*TASK REQUIREMENTS:* Will you output the entries below exactly, skipping every image they contain?

*Source records:*

((

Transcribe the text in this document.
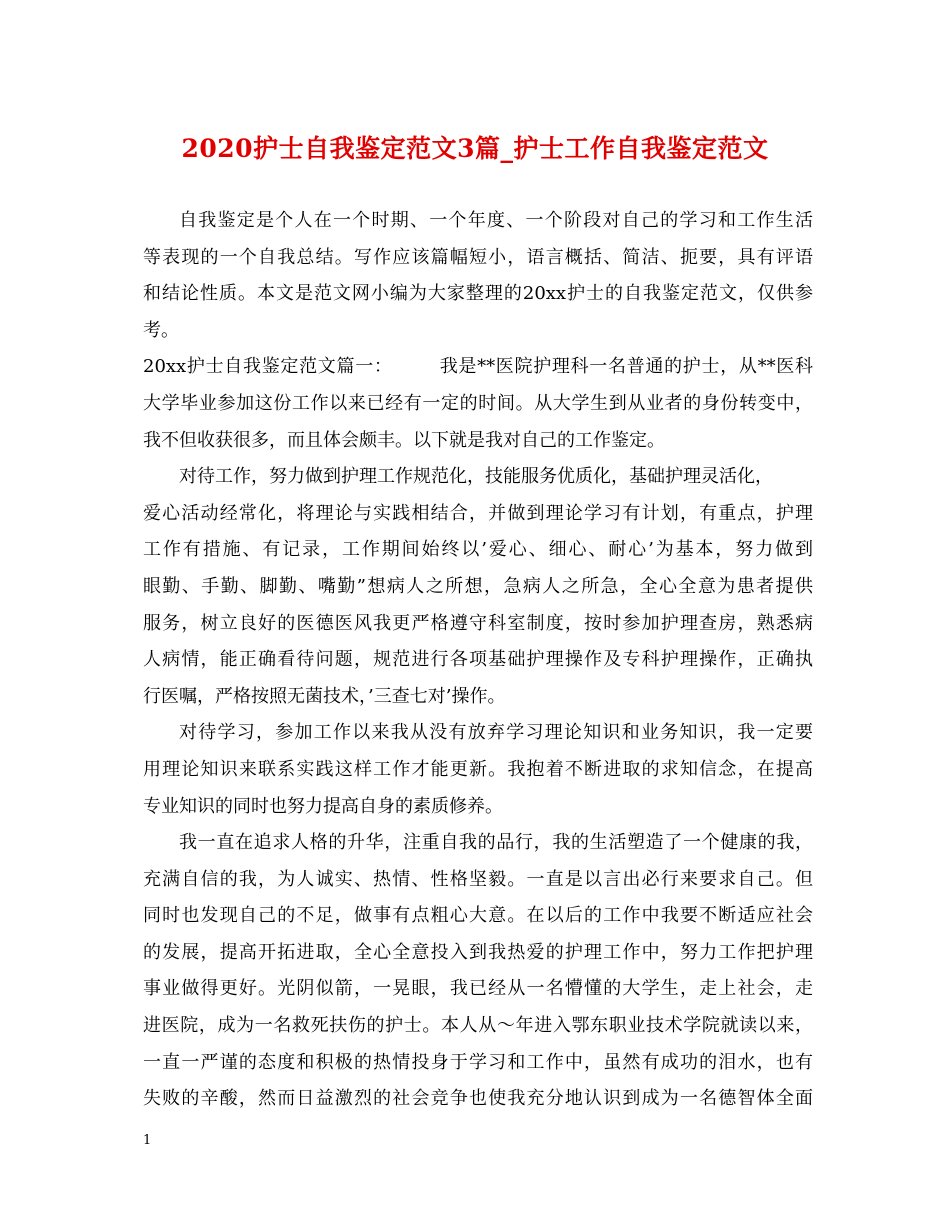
2020护士自我鉴定范文3篇_护士工作自我鉴定范文
自我鉴定是个人在一个时期、一个年度、一个阶段对自己的学习和工作生活
等表现的一个自我总结。写作应该篇幅短小，语言概括、简洁、扼要，具有评语
和结论性质。本文是范文网小编为大家整理的20xx护士的自我鉴定范文，仅供参
考。
20xx护士自我鉴定范文篇一：　　　我是**医院护理科一名普通的护士，从**医科
大学毕业参加这份工作以来已经有一定的时间。从大学生到从业者的身份转变中，
我不但收获很多，而且体会颇丰。以下就是我对自己的工作鉴定。
对待工作，努力做到护理工作规范化，技能服务优质化，基础护理灵活化，
爱心活动经常化，将理论与实践相结合，并做到理论学习有计划，有重点，护理
工作有措施、有记录，工作期间始终以’爱心、细心、耐心’为基本，努力做到
眼勤、手勤、脚勤、嘴勤”想病人之所想，急病人之所急，全心全意为患者提供
服务，树立良好的医德医风我更严格遵守科室制度，按时参加护理查房，熟悉病
人病情，能正确看待问题，规范进行各项基础护理操作及专科护理操作，正确执
行医嘱，严格按照无菌技术，’三查七对’操作。
对待学习，参加工作以来我从没有放弃学习理论知识和业务知识，我一定要
用理论知识来联系实践这样工作才能更新。我抱着不断进取的求知信念，在提高
专业知识的同时也努力提高自身的素质修养。
我一直在追求人格的升华，注重自我的品行，我的生活塑造了一个健康的我，
充满自信的我，为人诚实、热情、性格坚毅。一直是以言出必行来要求自己。但
同时也发现自己的不足，做事有点粗心大意。在以后的工作中我要不断适应社会
的发展，提高开拓进取，全心全意投入到我热爱的护理工作中，努力工作把护理
事业做得更好。光阴似箭，一晃眼，我已经从一名懵懂的大学生，走上社会，走
进医院，成为一名救死扶伤的护士。本人从～年进入鄂东职业技术学院就读以来，
一直一严谨的态度和积极的热情投身于学习和工作中，虽然有成功的泪水，也有
失败的辛酸，然而日益激烈的社会竞争也使我充分地认识到成为一名德智体全面
1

))

*THE RESULT:*
Transcribe the text in this document.
2020护士自我鉴定范文3篇_护士工作自我鉴定范文
自我鉴定是个人在一个时期、一个年度、一个阶段对自己的学习和工作生活
等表现的一个自我总结。写作应该篇幅短小，语言概括、简洁、扼要，具有评语
和结论性质。本文是范文网小编为大家整理的20xx护士的自我鉴定范文，仅供参
考。
20xx护士自我鉴定范文篇一：　　　我是**医院护理科一名普通的护士，从**医科
大学毕业参加这份工作以来已经有一定的时间。从大学生到从业者的身份转变中，
我不但收获很多，而且体会颇丰。以下就是我对自己的工作鉴定。
对待工作，努力做到护理工作规范化，技能服务优质化，基础护理灵活化，
爱心活动经常化，将理论与实践相结合，并做到理论学习有计划，有重点，护理
工作有措施、有记录，工作期间始终以’爱心、细心、耐心’为基本，努力做到
眼勤、手勤、脚勤、嘴勤”想病人之所想，急病人之所急，全心全意为患者提供
服务，树立良好的医德医风我更严格遵守科室制度，按时参加护理查房，熟悉病
人病情，能正确看待问题，规范进行各项基础护理操作及专科护理操作，正确执
行医嘱，严格按照无菌技术，’三查七对’操作。
对待学习，参加工作以来我从没有放弃学习理论知识和业务知识，我一定要
用理论知识来联系实践这样工作才能更新。我抱着不断进取的求知信念，在提高
专业知识的同时也努力提高自身的素质修养。
我一直在追求人格的升华，注重自我的品行，我的生活塑造了一个健康的我，
充满自信的我，为人诚实、热情、性格坚毅。一直是以言出必行来要求自己。但
同时也发现自己的不足，做事有点粗心大意。在以后的工作中我要不断适应社会
的发展，提高开拓进取，全心全意投入到我热爱的护理工作中，努力工作把护理
事业做得更好。光阴似箭，一晃眼，我已经从一名懵懂的大学生，走上社会，走
进医院，成为一名救死扶伤的护士。本人从～年进入鄂东职业技术学院就读以来，
一直一严谨的态度和积极的热情投身于学习和工作中，虽然有成功的泪水，也有
失败的辛酸，然而日益激烈的社会竞争也使我充分地认识到成为一名德智体全面
1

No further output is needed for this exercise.